• _Exercise_: Could you write out every record below exactly, leaving out any pictures?

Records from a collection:
--*--
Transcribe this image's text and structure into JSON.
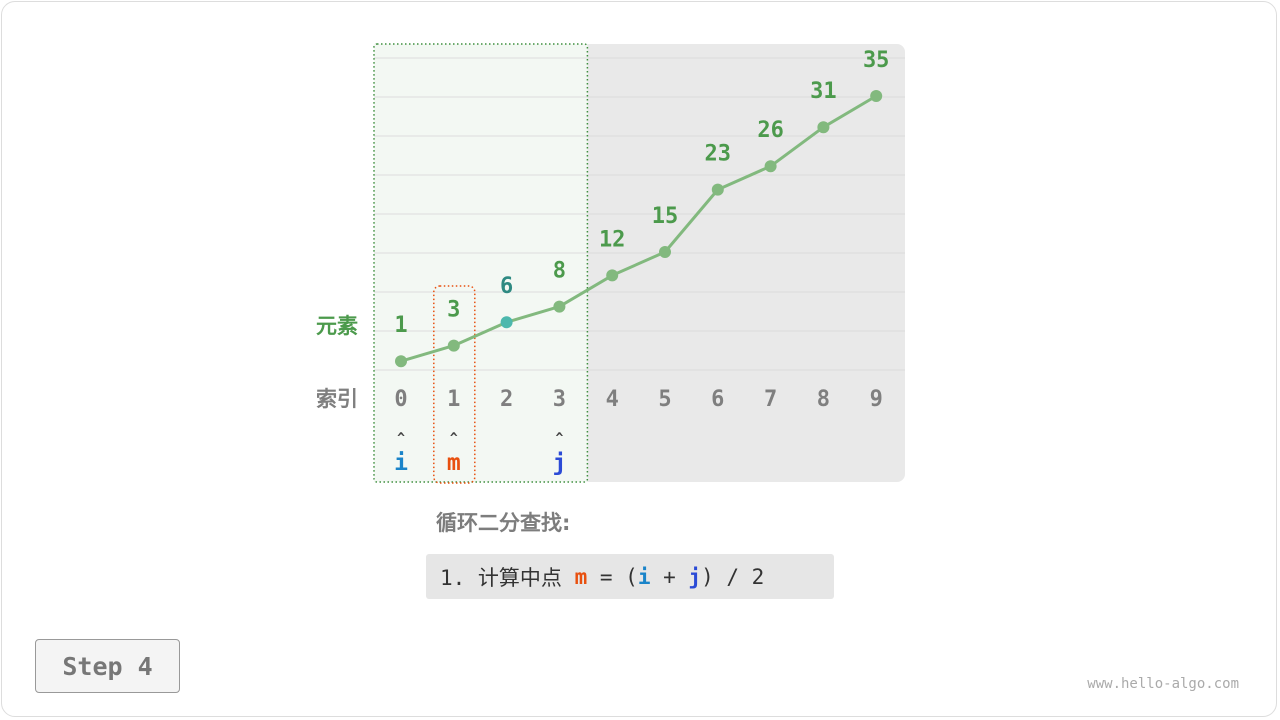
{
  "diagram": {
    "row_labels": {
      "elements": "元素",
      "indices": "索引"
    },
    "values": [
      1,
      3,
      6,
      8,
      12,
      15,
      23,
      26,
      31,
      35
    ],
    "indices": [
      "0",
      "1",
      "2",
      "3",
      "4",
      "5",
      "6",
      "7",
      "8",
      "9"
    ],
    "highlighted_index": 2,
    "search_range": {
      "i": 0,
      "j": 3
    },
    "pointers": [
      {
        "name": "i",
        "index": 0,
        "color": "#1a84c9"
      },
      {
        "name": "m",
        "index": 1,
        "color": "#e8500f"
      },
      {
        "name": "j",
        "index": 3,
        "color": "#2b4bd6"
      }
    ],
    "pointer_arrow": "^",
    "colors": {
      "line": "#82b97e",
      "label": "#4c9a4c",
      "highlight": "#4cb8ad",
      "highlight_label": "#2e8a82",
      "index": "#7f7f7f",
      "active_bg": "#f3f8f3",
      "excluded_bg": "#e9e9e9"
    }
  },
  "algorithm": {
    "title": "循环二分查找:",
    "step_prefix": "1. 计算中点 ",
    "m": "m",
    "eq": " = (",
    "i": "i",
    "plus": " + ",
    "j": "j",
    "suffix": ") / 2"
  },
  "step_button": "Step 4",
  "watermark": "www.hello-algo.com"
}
--*--
• _Final result_:
Transcribe this image's text and structure into JSON.
{
  "diagram": {
    "row_labels": {
      "elements": "元素",
      "indices": "索引"
    },
    "values": [
      1,
      3,
      6,
      8,
      12,
      15,
      23,
      26,
      31,
      35
    ],
    "indices": [
      "0",
      "1",
      "2",
      "3",
      "4",
      "5",
      "6",
      "7",
      "8",
      "9"
    ],
    "highlighted_index": 2,
    "search_range": {
      "i": 0,
      "j": 3
    },
    "pointers": [
      {
        "name": "i",
        "index": 0,
        "color": "#1a84c9"
      },
      {
        "name": "m",
        "index": 1,
        "color": "#e8500f"
      },
      {
        "name": "j",
        "index": 3,
        "color": "#2b4bd6"
      }
    ],
    "pointer_arrow": "^",
    "colors": {
      "line": "#82b97e",
      "label": "#4c9a4c",
      "highlight": "#4cb8ad",
      "highlight_label": "#2e8a82",
      "index": "#7f7f7f",
      "active_bg": "#f3f8f3",
      "excluded_bg": "#e9e9e9"
    }
  },
  "algorithm": {
    "title": "循环二分查找:",
    "step_prefix": "1. 计算中点 ",
    "m": "m",
    "eq": " = (",
    "i": "i",
    "plus": " + ",
    "j": "j",
    "suffix": ") / 2"
  },
  "step_button": "Step 4",
  "watermark": "www.hello-algo.com"
}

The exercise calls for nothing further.